Begin Material shown
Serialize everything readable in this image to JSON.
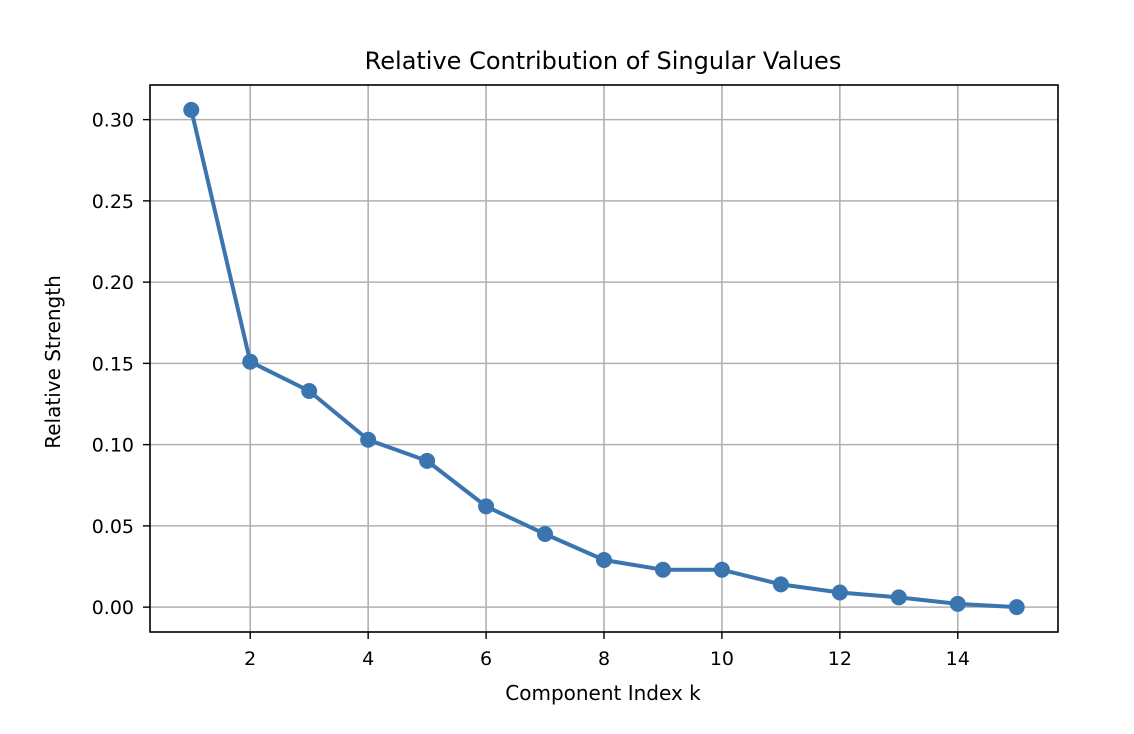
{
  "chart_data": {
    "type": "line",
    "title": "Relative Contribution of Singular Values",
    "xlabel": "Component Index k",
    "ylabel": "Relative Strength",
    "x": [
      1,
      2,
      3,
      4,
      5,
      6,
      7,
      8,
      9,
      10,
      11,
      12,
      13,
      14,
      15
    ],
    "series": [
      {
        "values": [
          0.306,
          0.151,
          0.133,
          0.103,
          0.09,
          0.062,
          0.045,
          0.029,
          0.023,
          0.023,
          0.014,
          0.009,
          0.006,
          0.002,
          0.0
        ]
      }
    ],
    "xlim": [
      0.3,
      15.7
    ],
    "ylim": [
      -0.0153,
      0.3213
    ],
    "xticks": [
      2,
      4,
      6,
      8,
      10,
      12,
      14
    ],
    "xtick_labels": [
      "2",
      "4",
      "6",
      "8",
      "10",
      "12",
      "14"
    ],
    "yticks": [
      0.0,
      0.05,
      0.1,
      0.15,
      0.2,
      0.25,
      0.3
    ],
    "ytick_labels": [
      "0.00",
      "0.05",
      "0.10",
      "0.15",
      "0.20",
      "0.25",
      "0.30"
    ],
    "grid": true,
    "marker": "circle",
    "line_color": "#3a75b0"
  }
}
End Material shown
Begin Material shown
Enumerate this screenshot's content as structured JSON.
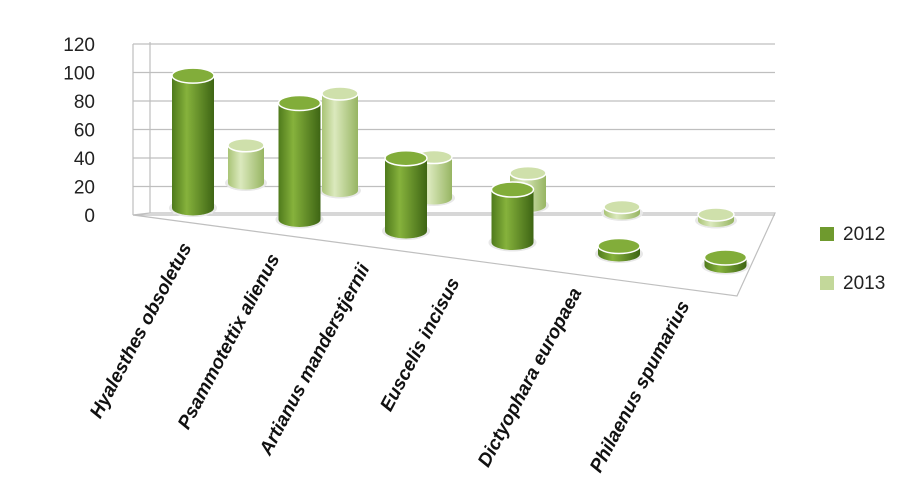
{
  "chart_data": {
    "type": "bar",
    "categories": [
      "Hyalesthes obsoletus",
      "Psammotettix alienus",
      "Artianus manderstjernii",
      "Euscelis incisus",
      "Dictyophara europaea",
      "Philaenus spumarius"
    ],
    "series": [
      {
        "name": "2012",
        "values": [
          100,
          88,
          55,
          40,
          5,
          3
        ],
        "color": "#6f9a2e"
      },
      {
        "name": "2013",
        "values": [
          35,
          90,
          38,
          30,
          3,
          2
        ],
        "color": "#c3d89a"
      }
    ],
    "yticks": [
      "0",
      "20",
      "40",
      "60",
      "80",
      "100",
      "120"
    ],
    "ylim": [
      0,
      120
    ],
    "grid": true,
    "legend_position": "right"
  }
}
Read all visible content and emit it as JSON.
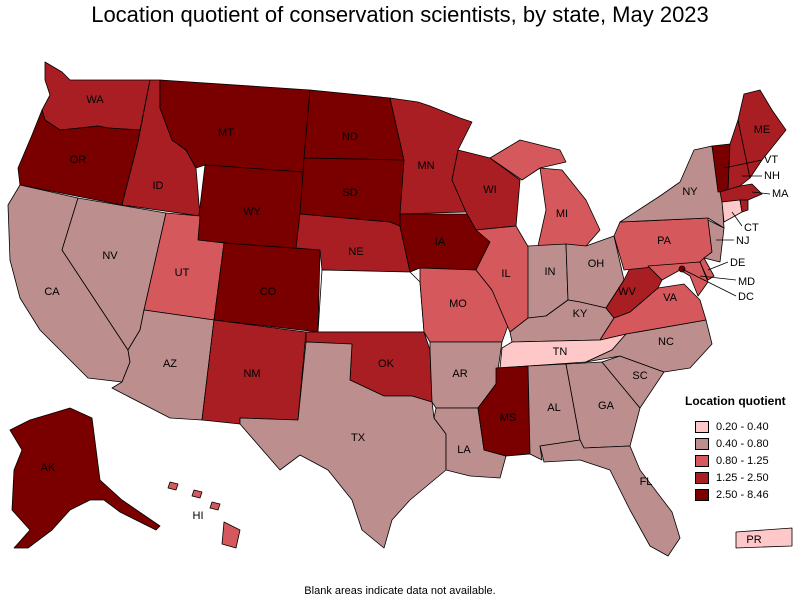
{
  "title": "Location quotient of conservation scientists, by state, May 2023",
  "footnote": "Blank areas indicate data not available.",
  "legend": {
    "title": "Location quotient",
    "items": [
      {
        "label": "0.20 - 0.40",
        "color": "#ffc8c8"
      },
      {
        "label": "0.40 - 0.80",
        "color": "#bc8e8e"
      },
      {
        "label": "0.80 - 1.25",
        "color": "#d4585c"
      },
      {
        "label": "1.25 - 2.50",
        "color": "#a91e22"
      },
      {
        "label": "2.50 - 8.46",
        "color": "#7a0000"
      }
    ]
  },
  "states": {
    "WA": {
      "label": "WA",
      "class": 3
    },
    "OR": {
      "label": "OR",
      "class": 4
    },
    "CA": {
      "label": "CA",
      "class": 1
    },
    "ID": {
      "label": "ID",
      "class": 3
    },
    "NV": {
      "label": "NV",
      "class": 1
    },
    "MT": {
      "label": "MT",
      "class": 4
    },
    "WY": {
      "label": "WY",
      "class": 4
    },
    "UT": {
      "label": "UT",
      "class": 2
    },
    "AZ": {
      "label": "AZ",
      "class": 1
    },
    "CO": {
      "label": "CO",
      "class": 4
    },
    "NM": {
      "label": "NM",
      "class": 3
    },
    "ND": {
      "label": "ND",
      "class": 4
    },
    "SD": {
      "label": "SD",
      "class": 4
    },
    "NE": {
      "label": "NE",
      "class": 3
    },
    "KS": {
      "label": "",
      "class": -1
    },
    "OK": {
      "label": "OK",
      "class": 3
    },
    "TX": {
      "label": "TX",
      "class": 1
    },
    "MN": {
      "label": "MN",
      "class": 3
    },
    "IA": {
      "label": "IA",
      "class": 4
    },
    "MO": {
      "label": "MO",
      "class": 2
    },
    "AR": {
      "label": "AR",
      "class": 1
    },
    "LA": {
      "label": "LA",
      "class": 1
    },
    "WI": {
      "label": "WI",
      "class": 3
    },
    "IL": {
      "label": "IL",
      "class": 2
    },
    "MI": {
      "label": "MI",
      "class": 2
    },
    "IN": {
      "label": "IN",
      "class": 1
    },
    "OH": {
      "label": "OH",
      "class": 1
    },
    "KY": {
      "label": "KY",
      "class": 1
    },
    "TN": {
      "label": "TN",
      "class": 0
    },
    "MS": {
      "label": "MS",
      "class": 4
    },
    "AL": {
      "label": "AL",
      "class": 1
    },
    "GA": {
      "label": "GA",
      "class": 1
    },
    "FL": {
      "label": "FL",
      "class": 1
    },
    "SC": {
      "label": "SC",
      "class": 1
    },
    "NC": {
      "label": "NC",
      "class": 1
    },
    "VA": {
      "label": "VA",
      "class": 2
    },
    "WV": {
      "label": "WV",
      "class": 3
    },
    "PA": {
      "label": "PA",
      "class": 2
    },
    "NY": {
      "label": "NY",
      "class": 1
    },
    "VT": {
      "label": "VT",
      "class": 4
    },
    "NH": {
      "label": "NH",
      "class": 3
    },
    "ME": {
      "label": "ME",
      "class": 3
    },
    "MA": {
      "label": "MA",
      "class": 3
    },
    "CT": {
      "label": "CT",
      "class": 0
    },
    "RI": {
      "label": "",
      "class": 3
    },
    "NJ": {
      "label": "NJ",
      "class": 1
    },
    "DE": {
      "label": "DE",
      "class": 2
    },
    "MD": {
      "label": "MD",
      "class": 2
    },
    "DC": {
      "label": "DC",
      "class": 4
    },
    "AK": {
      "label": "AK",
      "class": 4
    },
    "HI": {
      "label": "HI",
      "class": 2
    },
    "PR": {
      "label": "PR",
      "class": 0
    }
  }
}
End Material shown
_Task details_
Find all lines where the word "title" appears. Copy them.

_Response_
    "title": "Relative Contribution of Singular Values",
  "title": "Location quotient of conservation scientists, by state, May 2023",
    "title": "Location quotient",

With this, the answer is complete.